The material below must be retyped in full, with every line kept exactly as it is.

[DATA TO USE — start]

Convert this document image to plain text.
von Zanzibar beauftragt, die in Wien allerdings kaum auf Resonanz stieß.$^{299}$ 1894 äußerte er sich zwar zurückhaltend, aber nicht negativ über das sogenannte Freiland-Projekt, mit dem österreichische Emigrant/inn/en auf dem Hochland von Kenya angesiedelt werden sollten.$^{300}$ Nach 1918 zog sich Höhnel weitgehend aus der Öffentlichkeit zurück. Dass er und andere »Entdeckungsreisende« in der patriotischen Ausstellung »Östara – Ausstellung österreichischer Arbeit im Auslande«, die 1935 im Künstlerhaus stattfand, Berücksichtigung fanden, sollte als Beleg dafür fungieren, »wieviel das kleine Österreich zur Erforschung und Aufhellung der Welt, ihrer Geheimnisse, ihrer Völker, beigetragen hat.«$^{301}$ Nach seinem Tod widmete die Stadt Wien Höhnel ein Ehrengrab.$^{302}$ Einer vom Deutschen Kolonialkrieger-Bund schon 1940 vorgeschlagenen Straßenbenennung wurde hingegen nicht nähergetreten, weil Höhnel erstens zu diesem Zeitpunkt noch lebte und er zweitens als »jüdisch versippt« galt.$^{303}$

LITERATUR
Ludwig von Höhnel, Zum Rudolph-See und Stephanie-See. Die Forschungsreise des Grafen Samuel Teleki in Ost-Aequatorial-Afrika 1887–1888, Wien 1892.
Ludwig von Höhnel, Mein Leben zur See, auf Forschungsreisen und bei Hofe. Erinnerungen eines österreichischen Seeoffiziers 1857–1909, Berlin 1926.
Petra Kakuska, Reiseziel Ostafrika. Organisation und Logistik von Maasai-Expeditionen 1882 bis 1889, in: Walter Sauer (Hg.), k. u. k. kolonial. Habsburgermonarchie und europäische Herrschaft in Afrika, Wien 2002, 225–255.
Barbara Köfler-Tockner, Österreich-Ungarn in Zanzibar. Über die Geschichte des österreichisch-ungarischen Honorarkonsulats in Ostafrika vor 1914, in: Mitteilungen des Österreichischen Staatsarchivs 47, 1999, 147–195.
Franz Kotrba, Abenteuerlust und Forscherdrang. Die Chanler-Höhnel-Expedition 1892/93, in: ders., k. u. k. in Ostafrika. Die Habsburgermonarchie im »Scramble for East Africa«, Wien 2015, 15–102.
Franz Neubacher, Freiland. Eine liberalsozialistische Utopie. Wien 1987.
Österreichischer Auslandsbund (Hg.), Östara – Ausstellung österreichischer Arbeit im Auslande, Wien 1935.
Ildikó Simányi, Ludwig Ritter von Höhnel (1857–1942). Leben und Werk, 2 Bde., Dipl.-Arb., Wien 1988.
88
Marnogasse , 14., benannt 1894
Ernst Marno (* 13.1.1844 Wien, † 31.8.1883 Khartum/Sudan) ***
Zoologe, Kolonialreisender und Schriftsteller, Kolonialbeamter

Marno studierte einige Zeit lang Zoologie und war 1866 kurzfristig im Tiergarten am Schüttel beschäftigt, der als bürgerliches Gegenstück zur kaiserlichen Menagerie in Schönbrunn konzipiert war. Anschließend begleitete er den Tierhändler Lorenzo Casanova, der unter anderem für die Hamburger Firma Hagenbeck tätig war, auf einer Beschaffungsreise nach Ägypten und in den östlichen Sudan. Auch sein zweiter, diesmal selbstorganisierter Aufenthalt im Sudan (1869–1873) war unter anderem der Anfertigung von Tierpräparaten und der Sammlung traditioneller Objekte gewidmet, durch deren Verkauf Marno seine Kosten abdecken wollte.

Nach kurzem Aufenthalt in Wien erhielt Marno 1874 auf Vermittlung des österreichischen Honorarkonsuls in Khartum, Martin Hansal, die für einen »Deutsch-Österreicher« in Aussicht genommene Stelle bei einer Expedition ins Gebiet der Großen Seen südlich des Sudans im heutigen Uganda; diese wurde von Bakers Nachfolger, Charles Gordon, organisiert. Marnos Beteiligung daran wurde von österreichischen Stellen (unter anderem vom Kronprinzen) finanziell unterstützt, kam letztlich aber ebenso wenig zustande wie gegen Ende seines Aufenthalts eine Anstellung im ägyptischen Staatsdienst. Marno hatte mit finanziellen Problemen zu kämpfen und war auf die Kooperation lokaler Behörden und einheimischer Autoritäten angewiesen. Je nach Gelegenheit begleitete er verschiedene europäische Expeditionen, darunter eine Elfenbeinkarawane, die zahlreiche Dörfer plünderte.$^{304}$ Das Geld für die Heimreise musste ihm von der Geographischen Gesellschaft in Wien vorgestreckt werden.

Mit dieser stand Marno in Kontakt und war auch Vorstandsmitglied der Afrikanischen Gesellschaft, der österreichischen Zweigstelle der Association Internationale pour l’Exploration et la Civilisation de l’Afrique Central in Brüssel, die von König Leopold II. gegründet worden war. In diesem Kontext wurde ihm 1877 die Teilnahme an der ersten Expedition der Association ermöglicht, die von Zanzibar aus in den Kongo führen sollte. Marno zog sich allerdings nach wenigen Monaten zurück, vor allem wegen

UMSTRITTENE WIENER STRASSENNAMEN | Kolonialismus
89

[DATA TO USE — finish]

EXERCISE SOLUTION.
Convert this document image to plain text.
von Zanzibar beauftragt, die in Wien allerdings kaum auf Resonanz stieß.$^{299}$ 1894 äußerte er sich zwar zurückhaltend, aber nicht negativ über das sogenannte Freiland-Projekt, mit dem österreichische Emigrant/inn/en auf dem Hochland von Kenya angesiedelt werden sollten.$^{300}$ Nach 1918 zog sich Höhnel weitgehend aus der Öffentlichkeit zurück. Dass er und andere »Entdeckungsreisende« in der patriotischen Ausstellung »Östara – Ausstellung österreichischer Arbeit im Auslande«, die 1935 im Künstlerhaus stattfand, Berücksichtigung fanden, sollte als Beleg dafür fungieren, »wieviel das kleine Österreich zur Erforschung und Aufhellung der Welt, ihrer Geheimnisse, ihrer Völker, beigetragen hat.«$^{301}$ Nach seinem Tod widmete die Stadt Wien Höhnel ein Ehrengrab.$^{302}$ Einer vom Deutschen Kolonialkrieger-Bund schon 1940 vorgeschlagenen Straßenbenennung wurde hingegen nicht nähergetreten, weil Höhnel erstens zu diesem Zeitpunkt noch lebte und er zweitens als »jüdisch versippt« galt.$^{303}$

LITERATUR
Ludwig von Höhnel, Zum Rudolph-See und Stephanie-See. Die Forschungsreise des Grafen Samuel Teleki in Ost-Aequatorial-Afrika 1887–1888, Wien 1892.
Ludwig von Höhnel, Mein Leben zur See, auf Forschungsreisen und bei Hofe. Erinnerungen eines österreichischen Seeoffiziers 1857–1909, Berlin 1926.
Petra Kakuska, Reiseziel Ostafrika. Organisation und Logistik von Maasai-Expeditionen 1882 bis 1889, in: Walter Sauer (Hg.), k. u. k. kolonial. Habsburgermonarchie und europäische Herrschaft in Afrika, Wien 2002, 225–255.
Barbara Köfler-Tockner, Österreich-Ungarn in Zanzibar. Über die Geschichte des österreichisch-ungarischen Honorarkonsulats in Ostafrika vor 1914, in: Mitteilungen des Österreichischen Staatsarchivs 47, 1999, 147–195.
Franz Kotrba, Abenteuerlust und Forscherdrang. Die Chanler-Höhnel-Expedition 1892/93, in: ders., k. u. k. in Ostafrika. Die Habsburgermonarchie im »Scramble for East Africa«, Wien 2015, 15–102.
Franz Neubacher, Freiland. Eine liberalsozialistische Utopie. Wien 1987.
Österreichischer Auslandsbund (Hg.), Östara – Ausstellung österreichischer Arbeit im Auslande, Wien 1935.
Ildikó Simányi, Ludwig Ritter von Höhnel (1857–1942). Leben und Werk, 2 Bde., Dipl.-Arb., Wien 1988.
88
Marnogasse , 14., benannt 1894
Ernst Marno (* 13.1.1844 Wien, † 31.8.1883 Khartum/Sudan) ***
Zoologe, Kolonialreisender und Schriftsteller, Kolonialbeamter

Marno studierte einige Zeit lang Zoologie und war 1866 kurzfristig im Tiergarten am Schüttel beschäftigt, der als bürgerliches Gegenstück zur kaiserlichen Menagerie in Schönbrunn konzipiert war. Anschließend begleitete er den Tierhändler Lorenzo Casanova, der unter anderem für die Hamburger Firma Hagenbeck tätig war, auf einer Beschaffungsreise nach Ägypten und in den östlichen Sudan. Auch sein zweiter, diesmal selbstorganisierter Aufenthalt im Sudan (1869–1873) war unter anderem der Anfertigung von Tierpräparaten und der Sammlung traditioneller Objekte gewidmet, durch deren Verkauf Marno seine Kosten abdecken wollte.

Nach kurzem Aufenthalt in Wien erhielt Marno 1874 auf Vermittlung des österreichischen Honorarkonsuls in Khartum, Martin Hansal, die für einen »Deutsch-Österreicher« in Aussicht genommene Stelle bei einer Expedition ins Gebiet der Großen Seen südlich des Sudans im heutigen Uganda; diese wurde von Bakers Nachfolger, Charles Gordon, organisiert. Marnos Beteiligung daran wurde von österreichischen Stellen (unter anderem vom Kronprinzen) finanziell unterstützt, kam letztlich aber ebenso wenig zustande wie gegen Ende seines Aufenthalts eine Anstellung im ägyptischen Staatsdienst. Marno hatte mit finanziellen Problemen zu kämpfen und war auf die Kooperation lokaler Behörden und einheimischer Autoritäten angewiesen. Je nach Gelegenheit begleitete er verschiedene europäische Expeditionen, darunter eine Elfenbeinkarawane, die zahlreiche Dörfer plünderte.$^{304}$ Das Geld für die Heimreise musste ihm von der Geographischen Gesellschaft in Wien vorgestreckt werden.

Mit dieser stand Marno in Kontakt und war auch Vorstandsmitglied der Afrikanischen Gesellschaft, der österreichischen Zweigstelle der Association Internationale pour l’Exploration et la Civilisation de l’Afrique Central in Brüssel, die von König Leopold II. gegründet worden war. In diesem Kontext wurde ihm 1877 die Teilnahme an der ersten Expedition der Association ermöglicht, die von Zanzibar aus in den Kongo führen sollte. Marno zog sich allerdings nach wenigen Monaten zurück, vor allem wegen

UMSTRITTENE WIENER STRASSENNAMEN | Kolonialismus
89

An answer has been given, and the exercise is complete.